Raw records
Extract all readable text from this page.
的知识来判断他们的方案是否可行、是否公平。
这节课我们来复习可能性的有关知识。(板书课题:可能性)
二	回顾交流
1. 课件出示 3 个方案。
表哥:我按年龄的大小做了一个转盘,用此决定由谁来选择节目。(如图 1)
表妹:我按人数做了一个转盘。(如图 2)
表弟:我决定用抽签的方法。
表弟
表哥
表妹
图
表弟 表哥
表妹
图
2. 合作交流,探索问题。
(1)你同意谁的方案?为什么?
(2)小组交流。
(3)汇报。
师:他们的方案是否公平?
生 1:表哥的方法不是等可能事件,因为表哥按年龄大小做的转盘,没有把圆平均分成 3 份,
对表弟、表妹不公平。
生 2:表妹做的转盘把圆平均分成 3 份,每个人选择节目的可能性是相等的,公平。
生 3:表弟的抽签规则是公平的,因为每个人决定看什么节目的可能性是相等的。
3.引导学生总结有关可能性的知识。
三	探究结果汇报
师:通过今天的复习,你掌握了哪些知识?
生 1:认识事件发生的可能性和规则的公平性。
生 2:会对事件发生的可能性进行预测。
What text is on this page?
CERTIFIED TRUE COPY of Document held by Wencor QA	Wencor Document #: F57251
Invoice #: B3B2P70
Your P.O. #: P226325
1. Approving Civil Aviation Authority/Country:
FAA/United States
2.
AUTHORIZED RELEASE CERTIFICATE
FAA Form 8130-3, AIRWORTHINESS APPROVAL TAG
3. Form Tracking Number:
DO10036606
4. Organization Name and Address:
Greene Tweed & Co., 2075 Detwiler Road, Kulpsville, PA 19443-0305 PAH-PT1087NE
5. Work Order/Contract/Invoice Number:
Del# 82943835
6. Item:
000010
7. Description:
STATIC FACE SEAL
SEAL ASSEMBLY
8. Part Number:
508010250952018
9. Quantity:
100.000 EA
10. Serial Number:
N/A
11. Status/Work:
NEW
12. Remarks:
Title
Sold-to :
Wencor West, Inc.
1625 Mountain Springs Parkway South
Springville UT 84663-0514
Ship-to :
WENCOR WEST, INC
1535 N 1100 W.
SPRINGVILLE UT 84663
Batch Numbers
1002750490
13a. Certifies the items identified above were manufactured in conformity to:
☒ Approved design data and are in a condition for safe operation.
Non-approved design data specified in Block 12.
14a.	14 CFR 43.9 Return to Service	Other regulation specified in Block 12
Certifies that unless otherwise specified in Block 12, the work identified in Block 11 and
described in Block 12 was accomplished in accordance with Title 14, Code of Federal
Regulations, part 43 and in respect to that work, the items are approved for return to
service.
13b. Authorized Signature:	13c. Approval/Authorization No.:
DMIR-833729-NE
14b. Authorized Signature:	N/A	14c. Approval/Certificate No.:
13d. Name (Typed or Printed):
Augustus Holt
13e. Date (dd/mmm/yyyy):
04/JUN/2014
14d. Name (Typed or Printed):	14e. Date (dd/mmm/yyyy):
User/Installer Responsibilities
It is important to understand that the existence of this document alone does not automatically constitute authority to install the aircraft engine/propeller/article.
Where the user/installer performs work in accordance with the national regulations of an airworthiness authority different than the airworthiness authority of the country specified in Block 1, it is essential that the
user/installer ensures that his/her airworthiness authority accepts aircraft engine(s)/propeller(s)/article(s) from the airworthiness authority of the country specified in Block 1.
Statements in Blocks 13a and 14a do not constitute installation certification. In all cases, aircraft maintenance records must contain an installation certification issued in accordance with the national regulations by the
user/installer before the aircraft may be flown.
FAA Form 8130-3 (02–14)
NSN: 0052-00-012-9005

EXERCISE BRIEF |
Among the lines of the data above, determine how many contain the word "yyyy". Report the number alone.

TASK RESPONSE |
2